EXERCISE DIRECTIONS.
Your output is the line containing "Give me a plain-text" plus all lines after it to the end of the records, reproduced exactly, with nothing else.

AVAILABLE DATA.
________________________________________
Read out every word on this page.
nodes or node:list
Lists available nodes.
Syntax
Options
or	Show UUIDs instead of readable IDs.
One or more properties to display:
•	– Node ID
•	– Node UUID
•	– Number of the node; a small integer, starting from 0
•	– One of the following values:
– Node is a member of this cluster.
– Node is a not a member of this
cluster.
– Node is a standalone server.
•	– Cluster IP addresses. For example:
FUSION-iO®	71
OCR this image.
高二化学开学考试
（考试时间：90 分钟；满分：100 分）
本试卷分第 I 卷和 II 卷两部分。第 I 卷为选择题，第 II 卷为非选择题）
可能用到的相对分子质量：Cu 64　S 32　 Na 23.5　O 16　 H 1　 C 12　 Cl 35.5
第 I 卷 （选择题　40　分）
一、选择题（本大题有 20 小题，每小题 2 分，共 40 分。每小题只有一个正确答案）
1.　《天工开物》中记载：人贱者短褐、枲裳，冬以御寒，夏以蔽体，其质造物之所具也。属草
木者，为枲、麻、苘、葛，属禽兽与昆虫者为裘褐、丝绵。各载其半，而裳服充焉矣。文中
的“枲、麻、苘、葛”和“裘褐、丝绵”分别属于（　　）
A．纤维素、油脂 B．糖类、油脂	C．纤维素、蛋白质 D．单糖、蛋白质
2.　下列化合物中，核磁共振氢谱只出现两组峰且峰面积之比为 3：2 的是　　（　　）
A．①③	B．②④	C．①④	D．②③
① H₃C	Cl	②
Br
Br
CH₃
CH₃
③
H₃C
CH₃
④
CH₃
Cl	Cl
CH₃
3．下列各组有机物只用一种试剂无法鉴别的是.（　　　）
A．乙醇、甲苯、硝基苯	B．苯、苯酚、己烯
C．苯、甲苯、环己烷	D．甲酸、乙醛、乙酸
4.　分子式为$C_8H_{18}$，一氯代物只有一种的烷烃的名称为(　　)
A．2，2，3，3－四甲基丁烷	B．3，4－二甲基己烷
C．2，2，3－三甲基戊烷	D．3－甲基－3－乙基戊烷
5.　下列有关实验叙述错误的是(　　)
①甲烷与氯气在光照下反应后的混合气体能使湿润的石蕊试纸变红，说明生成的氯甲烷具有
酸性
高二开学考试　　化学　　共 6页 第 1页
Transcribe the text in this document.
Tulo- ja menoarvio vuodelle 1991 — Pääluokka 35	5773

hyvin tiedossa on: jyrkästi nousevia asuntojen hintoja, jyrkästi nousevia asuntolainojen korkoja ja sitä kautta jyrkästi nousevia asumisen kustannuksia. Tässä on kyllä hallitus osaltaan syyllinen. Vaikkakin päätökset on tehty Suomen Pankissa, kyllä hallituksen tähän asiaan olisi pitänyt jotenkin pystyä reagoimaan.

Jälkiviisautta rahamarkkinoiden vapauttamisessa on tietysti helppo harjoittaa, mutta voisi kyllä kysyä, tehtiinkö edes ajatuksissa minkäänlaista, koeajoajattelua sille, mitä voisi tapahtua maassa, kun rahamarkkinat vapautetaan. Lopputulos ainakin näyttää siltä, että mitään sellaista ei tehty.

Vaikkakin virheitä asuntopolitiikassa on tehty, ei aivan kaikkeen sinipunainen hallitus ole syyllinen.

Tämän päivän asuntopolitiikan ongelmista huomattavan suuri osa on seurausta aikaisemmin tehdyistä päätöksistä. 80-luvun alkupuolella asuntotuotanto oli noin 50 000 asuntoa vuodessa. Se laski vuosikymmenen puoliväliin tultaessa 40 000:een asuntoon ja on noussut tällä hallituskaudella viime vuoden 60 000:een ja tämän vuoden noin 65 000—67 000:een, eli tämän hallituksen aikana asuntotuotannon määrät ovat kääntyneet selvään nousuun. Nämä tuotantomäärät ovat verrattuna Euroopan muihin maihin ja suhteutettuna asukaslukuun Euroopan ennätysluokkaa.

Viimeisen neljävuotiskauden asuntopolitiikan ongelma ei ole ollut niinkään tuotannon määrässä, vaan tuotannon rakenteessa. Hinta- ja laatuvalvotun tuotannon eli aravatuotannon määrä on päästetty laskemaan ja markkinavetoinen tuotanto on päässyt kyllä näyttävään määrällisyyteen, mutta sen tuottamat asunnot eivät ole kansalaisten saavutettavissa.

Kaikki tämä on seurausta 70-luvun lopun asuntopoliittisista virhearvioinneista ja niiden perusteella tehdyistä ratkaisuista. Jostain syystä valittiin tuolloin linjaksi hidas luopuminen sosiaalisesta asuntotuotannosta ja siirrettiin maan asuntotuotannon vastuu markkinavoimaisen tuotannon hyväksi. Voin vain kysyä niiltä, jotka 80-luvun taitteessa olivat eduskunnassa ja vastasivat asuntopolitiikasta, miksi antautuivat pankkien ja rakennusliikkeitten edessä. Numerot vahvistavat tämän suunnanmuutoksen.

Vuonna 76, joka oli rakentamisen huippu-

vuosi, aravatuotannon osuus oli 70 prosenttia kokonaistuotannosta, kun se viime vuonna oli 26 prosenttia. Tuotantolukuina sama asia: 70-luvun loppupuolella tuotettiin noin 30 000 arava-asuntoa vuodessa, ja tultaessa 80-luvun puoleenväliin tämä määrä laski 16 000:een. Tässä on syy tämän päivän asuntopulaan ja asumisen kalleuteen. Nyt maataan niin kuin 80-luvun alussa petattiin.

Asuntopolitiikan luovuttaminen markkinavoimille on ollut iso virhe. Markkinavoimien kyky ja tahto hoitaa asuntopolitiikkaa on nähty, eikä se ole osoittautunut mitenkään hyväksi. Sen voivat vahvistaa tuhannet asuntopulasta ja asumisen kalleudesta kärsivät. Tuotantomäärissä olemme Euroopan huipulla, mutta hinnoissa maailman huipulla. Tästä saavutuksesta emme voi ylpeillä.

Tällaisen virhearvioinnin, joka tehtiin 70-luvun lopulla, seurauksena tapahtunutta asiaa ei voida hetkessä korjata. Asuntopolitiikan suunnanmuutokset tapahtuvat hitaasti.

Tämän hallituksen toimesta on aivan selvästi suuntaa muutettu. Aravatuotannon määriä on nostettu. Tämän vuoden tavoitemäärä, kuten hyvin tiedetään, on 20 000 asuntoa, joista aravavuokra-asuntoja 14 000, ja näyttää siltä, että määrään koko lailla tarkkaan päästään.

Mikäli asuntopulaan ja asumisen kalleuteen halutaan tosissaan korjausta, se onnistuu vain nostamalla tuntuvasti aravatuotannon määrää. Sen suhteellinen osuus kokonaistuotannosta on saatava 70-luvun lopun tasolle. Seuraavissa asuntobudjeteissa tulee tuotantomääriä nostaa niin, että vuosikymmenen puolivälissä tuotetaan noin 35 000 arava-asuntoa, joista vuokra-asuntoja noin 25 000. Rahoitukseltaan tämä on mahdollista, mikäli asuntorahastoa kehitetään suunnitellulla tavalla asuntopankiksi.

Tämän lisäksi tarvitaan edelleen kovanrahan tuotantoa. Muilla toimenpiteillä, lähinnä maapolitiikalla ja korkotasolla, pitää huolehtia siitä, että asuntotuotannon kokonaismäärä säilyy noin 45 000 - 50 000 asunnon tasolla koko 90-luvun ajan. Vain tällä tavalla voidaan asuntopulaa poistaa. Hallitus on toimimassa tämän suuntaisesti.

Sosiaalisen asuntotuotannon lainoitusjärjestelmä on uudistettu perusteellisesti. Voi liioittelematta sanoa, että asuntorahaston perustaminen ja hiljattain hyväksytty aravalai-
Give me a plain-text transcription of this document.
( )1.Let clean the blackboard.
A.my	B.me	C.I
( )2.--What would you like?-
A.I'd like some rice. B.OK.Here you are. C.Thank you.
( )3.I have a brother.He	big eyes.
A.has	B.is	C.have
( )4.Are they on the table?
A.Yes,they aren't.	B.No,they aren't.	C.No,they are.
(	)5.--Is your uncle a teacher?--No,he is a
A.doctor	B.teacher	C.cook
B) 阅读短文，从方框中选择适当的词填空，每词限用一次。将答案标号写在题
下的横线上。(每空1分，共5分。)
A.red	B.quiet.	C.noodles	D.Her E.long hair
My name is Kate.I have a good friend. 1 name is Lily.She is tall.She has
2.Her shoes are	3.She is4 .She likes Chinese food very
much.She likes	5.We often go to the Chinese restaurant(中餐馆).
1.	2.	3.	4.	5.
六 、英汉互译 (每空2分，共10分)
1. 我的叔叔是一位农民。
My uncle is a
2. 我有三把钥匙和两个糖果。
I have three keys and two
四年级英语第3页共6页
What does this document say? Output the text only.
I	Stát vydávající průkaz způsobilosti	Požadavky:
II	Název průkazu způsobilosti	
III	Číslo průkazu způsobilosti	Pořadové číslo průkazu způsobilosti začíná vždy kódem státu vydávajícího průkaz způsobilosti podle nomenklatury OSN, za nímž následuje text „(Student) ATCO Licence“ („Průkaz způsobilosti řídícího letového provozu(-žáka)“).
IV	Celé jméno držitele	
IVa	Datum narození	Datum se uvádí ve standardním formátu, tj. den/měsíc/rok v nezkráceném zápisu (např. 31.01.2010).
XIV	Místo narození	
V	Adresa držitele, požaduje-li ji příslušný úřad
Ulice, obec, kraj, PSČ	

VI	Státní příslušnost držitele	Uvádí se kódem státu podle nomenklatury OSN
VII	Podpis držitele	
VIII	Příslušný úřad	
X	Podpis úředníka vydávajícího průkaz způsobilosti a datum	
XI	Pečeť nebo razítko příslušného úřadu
________________________________________
RESULT FOR THIS EXERCISE.
Give me a plain-text transcription of this document.
( )1.Let clean the blackboard.
A.my	B.me	C.I
( )2.--What would you like?-
A.I'd like some rice. B.OK.Here you are. C.Thank you.
( )3.I have a brother.He	big eyes.
A.has	B.is	C.have
( )4.Are they on the table?
A.Yes,they aren't.	B.No,they aren't.	C.No,they are.
(	)5.--Is your uncle a teacher?--No,he is a
A.doctor	B.teacher	C.cook
B) 阅读短文，从方框中选择适当的词填空，每词限用一次。将答案标号写在题
下的横线上。(每空1分，共5分。)
A.red	B.quiet.	C.noodles	D.Her E.long hair
My name is Kate.I have a good friend. 1 name is Lily.She is tall.She has
2.Her shoes are	3.She is4 .She likes Chinese food very
much.She likes	5.We often go to the Chinese restaurant(中餐馆).
1.	2.	3.	4.	5.
六 、英汉互译 (每空2分，共10分)
1. 我的叔叔是一位农民。
My uncle is a
2. 我有三把钥匙和两个糖果。
I have three keys and two
四年级英语第3页共6页
What does this document say? Output the text only.
I	Stát vydávající průkaz způsobilosti	Požadavky:
II	Název průkazu způsobilosti	
III	Číslo průkazu způsobilosti	Pořadové číslo průkazu způsobilosti začíná vždy kódem státu vydávajícího průkaz způsobilosti podle nomenklatury OSN, za nímž následuje text „(Student) ATCO Licence“ („Průkaz způsobilosti řídícího letového provozu(-žáka)“).
IV	Celé jméno držitele	
IVa	Datum narození	Datum se uvádí ve standardním formátu, tj. den/měsíc/rok v nezkráceném zápisu (např. 31.01.2010).
XIV	Místo narození	
V	Adresa držitele, požaduje-li ji příslušný úřad
Ulice, obec, kraj, PSČ	

VI	Státní příslušnost držitele	Uvádí se kódem státu podle nomenklatury OSN
VII	Podpis držitele	
VIII	Příslušný úřad	
X	Podpis úředníka vydávajícího průkaz způsobilosti a datum	
XI	Pečeť nebo razítko příslušného úřadu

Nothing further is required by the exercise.